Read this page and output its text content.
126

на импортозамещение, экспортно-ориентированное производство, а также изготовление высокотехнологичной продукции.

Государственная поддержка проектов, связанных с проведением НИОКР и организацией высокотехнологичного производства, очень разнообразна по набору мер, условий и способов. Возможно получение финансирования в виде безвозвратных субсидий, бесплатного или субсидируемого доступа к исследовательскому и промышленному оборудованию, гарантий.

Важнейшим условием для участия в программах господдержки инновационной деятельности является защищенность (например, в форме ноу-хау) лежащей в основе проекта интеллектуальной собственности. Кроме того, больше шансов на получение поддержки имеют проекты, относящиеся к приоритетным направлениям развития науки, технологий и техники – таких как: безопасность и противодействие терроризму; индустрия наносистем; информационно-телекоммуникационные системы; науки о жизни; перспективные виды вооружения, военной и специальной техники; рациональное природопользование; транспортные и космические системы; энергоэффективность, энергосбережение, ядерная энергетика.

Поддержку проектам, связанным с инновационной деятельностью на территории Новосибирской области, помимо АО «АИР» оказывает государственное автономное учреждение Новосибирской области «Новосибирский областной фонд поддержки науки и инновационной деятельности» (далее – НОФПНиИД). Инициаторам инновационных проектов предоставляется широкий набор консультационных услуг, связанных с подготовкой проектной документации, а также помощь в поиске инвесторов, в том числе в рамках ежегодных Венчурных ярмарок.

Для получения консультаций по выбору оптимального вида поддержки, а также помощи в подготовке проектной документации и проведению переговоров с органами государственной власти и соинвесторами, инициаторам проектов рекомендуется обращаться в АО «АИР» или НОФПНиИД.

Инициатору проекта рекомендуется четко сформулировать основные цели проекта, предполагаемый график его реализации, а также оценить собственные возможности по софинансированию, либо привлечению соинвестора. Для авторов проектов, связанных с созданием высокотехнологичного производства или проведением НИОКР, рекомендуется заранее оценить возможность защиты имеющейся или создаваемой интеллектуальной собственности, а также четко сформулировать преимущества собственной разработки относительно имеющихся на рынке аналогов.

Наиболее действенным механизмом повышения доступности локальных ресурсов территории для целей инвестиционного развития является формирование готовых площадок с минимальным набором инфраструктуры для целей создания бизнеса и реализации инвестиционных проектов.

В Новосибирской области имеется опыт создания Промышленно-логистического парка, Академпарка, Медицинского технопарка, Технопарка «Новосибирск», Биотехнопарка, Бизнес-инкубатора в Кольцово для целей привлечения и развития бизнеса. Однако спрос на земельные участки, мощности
• • • • •
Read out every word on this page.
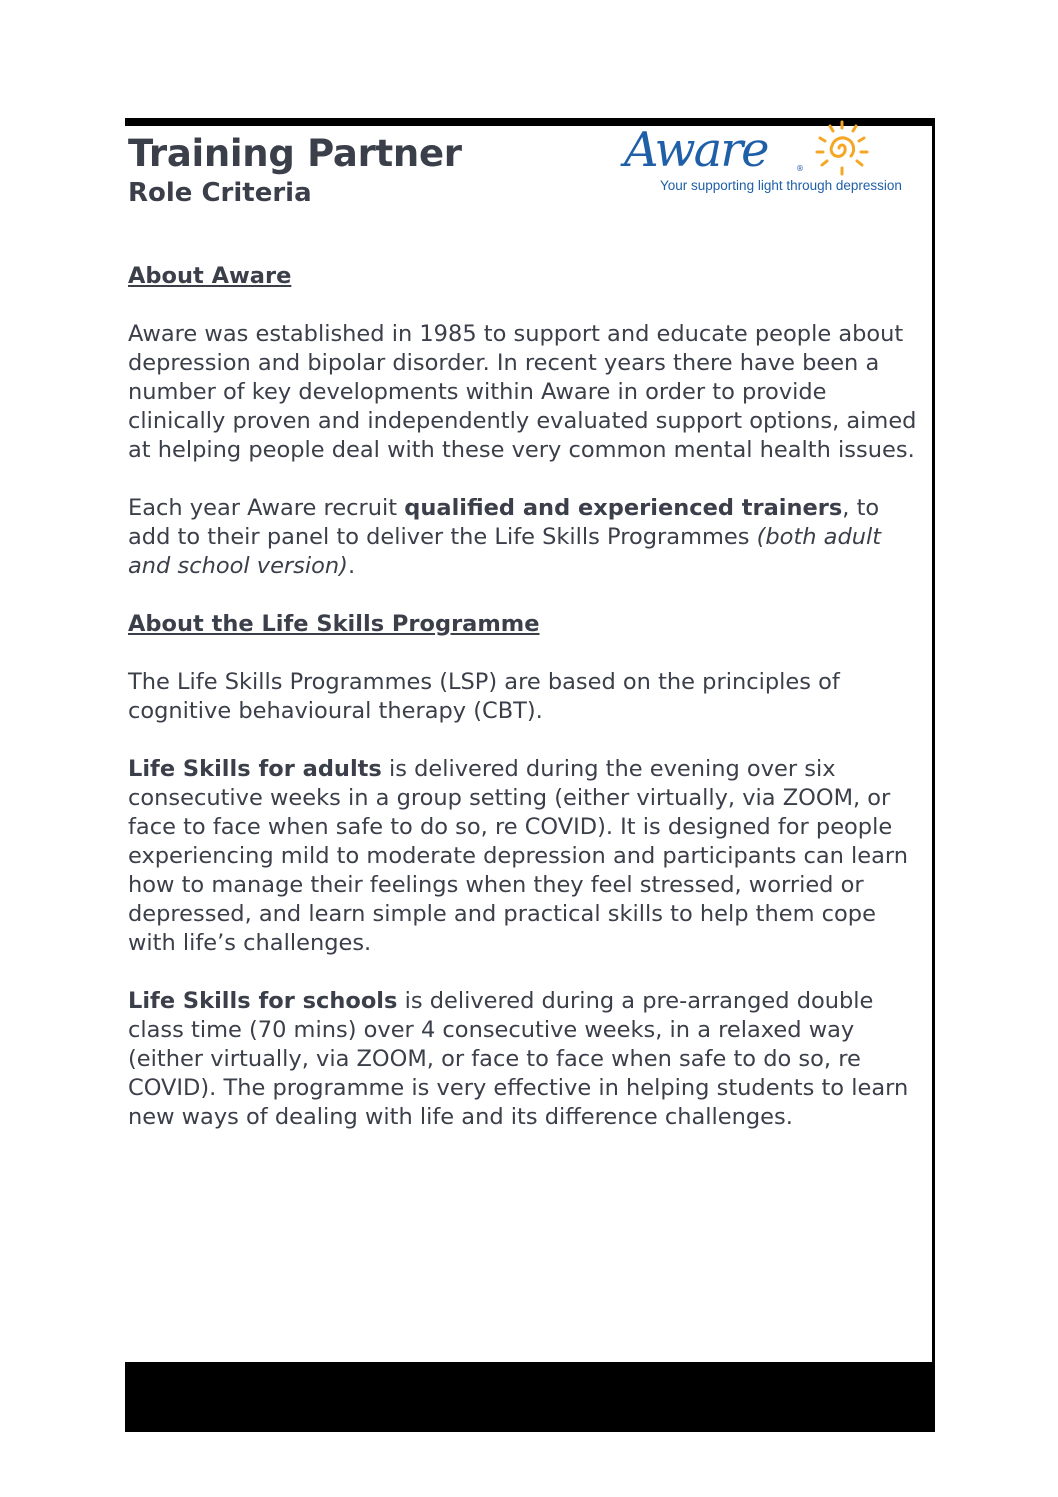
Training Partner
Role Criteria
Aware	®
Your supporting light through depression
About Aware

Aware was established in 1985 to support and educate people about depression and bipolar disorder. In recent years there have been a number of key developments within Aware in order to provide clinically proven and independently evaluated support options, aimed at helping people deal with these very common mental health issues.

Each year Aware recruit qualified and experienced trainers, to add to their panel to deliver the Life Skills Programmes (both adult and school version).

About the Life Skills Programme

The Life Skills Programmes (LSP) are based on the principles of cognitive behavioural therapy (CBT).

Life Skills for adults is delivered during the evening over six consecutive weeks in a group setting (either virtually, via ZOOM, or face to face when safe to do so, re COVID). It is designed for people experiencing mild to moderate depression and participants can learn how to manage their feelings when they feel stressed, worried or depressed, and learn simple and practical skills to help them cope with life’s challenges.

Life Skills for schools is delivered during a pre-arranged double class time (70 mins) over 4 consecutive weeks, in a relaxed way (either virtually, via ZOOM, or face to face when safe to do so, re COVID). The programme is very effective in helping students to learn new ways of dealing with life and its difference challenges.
• • • • •
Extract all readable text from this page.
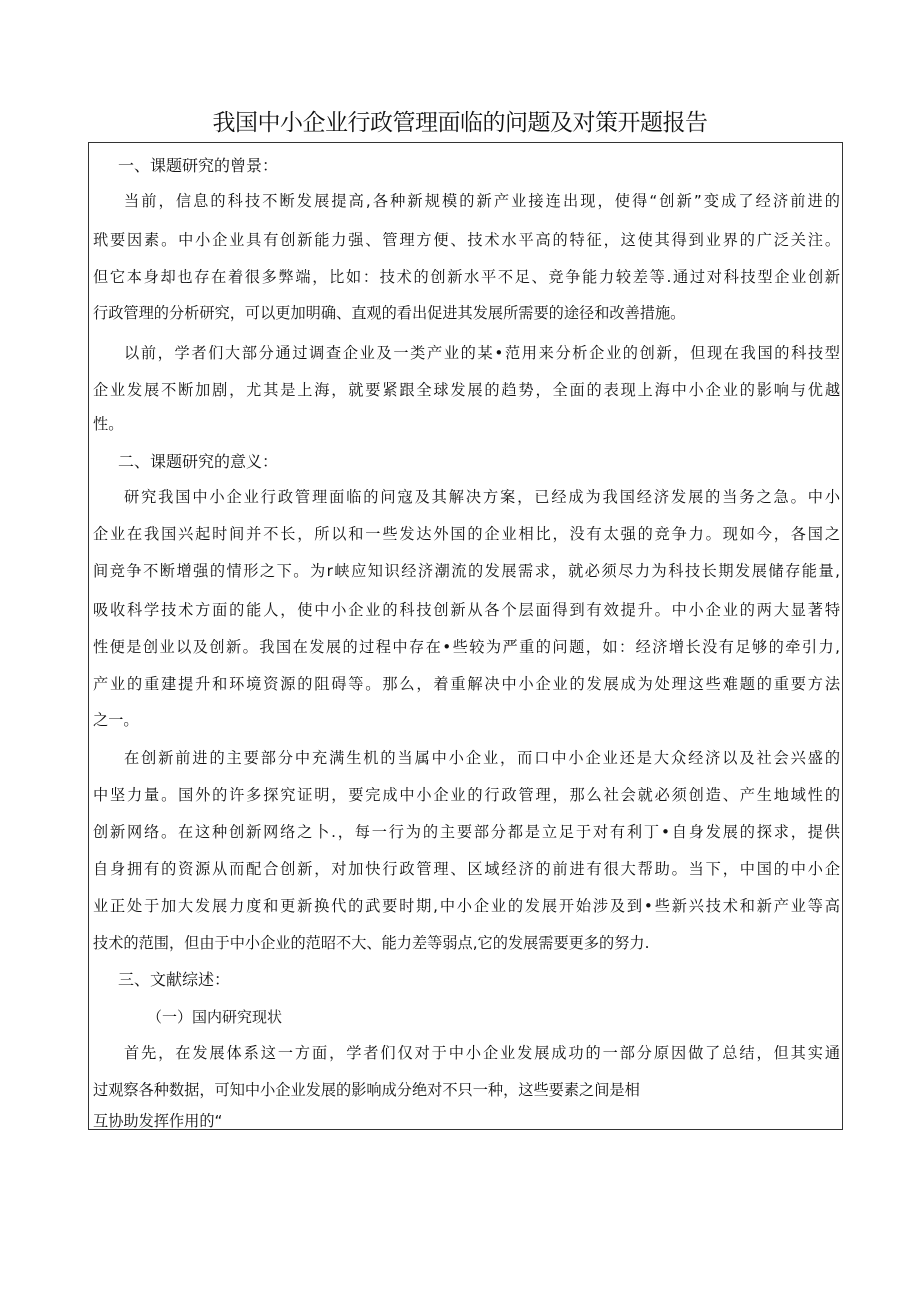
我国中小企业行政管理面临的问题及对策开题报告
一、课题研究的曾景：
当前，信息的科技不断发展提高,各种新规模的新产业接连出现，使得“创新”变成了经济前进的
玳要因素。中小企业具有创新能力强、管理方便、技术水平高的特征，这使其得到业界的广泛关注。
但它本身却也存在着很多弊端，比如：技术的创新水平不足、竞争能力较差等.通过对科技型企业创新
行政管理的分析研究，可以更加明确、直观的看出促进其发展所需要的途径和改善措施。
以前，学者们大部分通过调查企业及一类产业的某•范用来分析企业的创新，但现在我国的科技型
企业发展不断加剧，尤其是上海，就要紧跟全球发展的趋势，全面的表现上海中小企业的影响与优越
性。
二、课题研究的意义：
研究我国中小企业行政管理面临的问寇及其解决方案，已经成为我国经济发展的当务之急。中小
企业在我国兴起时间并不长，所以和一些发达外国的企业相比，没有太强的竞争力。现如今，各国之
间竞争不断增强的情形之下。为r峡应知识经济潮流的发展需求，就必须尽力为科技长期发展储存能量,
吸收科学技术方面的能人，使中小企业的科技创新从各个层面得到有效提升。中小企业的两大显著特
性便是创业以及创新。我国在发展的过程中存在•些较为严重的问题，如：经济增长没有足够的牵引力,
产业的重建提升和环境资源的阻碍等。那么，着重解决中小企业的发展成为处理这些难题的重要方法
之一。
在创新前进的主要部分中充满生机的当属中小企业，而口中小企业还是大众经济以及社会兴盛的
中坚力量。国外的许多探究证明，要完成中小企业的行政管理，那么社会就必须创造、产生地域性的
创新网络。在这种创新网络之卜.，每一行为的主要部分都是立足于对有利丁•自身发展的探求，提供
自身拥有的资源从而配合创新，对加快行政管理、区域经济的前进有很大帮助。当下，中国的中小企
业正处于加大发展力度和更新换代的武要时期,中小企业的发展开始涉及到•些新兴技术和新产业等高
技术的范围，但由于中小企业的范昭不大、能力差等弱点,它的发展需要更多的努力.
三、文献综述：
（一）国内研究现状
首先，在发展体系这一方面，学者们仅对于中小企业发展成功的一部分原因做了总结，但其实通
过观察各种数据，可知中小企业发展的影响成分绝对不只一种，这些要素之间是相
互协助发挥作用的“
• • • • •
> AIM OF THE EXERCISE
Find each line holding the word "Aware" and copy it.

> OUTPUT OF THE EXERCISE
Aware	®
About Aware
Aware was established in 1985 to support and educate people about depression and bipolar disorder. In recent years there have been a number of key developments within Aware in order to provide clinically proven and independently evaluated support options, aimed at helping people deal with these very common mental health issues.
Each year Aware recruit qualified and experienced trainers, to add to their panel to deliver the Life Skills Programmes (both adult and school version).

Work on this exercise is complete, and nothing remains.